═══ 練習用の文章

需給動向 海外

◆米 国◆

2009年、2010年と続けて豚肉生産量は減少する見込み


◇絵でみる需給動向◇


豚総飼養頭数は3四半期連続で前年を下回る

 米国農務省全国農業統計局(USDA/NASS)が2009年6月26日に公表した豚飼養動向調査「Quarterly Hogs and Pigs」によると、6月1日現在の豚総飼養頭数は繁殖豚頭数および肥育豚頭数の減少などにより前年比2.0%減の6607万9千頭となり、3四半期連続で前年を下回った。

繁殖豚頭数は生産調整の実施により減少

 繁殖豚頭数は、スミスフィールド社など大手生産者がとう汰を実施したことから、2008年6月以降5四半期連続で前年を下回り、2009年6月1日現在では596万7千頭(前年比2.7%減)となっている。母豚分娩頭数も2008年6月以降一貫して前年同月を下回って推移し3〜5月の累計では297万1千頭(前年同期比2.6%減)となっていたが、4月(前年同月比1.2%減)、5月(同1.6%減)と減少幅は縮小している。また、6月〜8月の母豚分娩見込み頭数は297万4千頭(同3.3%減)、9月〜11月は同296万2千頭(同2.2%減)となっている。

 一方、1腹当たりの産子数は衛生環境の改善などから近年増加傾向で推移しており、3〜5月は9.61頭(前年同期比2.5%増)と過去最高を記録した。このような産子数の増加は生産調整の効果を減じる要因となることから、今後の需給改善を図るためには、さらなる母豚とう汰の必要性が高まっている。

══════

▸ 問題の内容:
上にある米国の豚の需給についての文章を、一字も変えずに全部書き写してください。

═══ 手元の資料

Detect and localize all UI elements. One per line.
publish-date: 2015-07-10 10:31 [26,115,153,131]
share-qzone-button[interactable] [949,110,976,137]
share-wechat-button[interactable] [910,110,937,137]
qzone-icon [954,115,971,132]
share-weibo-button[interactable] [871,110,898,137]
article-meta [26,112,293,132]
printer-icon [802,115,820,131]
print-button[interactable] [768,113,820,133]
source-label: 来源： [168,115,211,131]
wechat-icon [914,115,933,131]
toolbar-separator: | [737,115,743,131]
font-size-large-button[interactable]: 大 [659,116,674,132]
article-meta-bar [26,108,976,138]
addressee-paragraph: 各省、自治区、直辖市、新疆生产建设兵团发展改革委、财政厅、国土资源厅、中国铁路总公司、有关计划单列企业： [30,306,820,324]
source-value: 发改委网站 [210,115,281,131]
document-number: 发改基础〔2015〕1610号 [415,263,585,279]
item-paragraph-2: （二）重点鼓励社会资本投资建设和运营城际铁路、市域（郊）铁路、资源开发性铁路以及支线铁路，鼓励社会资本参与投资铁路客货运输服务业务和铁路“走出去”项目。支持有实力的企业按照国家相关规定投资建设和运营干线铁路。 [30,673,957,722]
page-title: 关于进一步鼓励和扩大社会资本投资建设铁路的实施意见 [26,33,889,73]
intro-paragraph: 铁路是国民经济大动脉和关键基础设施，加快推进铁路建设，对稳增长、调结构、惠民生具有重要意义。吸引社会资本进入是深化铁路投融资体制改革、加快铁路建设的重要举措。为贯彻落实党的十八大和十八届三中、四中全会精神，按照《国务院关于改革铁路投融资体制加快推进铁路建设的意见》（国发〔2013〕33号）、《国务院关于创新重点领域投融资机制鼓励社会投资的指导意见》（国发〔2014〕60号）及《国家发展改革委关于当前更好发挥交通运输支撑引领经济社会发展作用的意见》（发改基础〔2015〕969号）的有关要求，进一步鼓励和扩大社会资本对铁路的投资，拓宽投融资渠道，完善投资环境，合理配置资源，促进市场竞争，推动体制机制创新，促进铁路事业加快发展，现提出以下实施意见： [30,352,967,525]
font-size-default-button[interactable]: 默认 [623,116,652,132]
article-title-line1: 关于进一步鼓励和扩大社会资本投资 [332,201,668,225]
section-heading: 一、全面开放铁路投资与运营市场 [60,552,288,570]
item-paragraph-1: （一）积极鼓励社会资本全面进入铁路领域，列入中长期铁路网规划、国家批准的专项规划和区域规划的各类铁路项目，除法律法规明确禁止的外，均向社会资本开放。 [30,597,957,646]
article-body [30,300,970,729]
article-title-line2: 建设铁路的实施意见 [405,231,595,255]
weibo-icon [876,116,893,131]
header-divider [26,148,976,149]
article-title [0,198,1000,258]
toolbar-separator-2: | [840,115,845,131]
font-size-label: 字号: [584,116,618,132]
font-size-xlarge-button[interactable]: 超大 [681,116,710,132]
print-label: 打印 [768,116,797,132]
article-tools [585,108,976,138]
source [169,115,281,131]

══════

▸ 解答欄:
需給動向 海外

◆米 国◆

2009年、2010年と続けて豚肉生産量は減少する見込み


◇絵でみる需給動向◇


豚総飼養頭数は3四半期連続で前年を下回る

 米国農務省全国農業統計局(USDA/NASS)が2009年6月26日に公表した豚飼養動向調査「Quarterly Hogs and Pigs」によると、6月1日現在の豚総飼養頭数は繁殖豚頭数および肥育豚頭数の減少などにより前年比2.0%減の6607万9千頭となり、3四半期連続で前年を下回った。

繁殖豚頭数は生産調整の実施により減少

 繁殖豚頭数は、スミスフィールド社など大手生産者がとう汰を実施したことから、2008年6月以降5四半期連続で前年を下回り、2009年6月1日現在では596万7千頭(前年比2.7%減)となっている。母豚分娩頭数も2008年6月以降一貫して前年同月を下回って推移し3〜5月の累計では297万1千頭(前年同期比2.6%減)となっていたが、4月(前年同月比1.2%減)、5月(同1.6%減)と減少幅は縮小している。また、6月〜8月の母豚分娩見込み頭数は297万4千頭(同3.3%減)、9月〜11月は同296万2千頭(同2.2%減)となっている。

 一方、1腹当たりの産子数は衛生環境の改善などから近年増加傾向で推移しており、3〜5月は9.61頭(前年同期比2.5%増)と過去最高を記録した。このような産子数の増加は生産調整の効果を減じる要因となることから、今後の需給改善を図るためには、さらなる母豚とう汰の必要性が高まっている。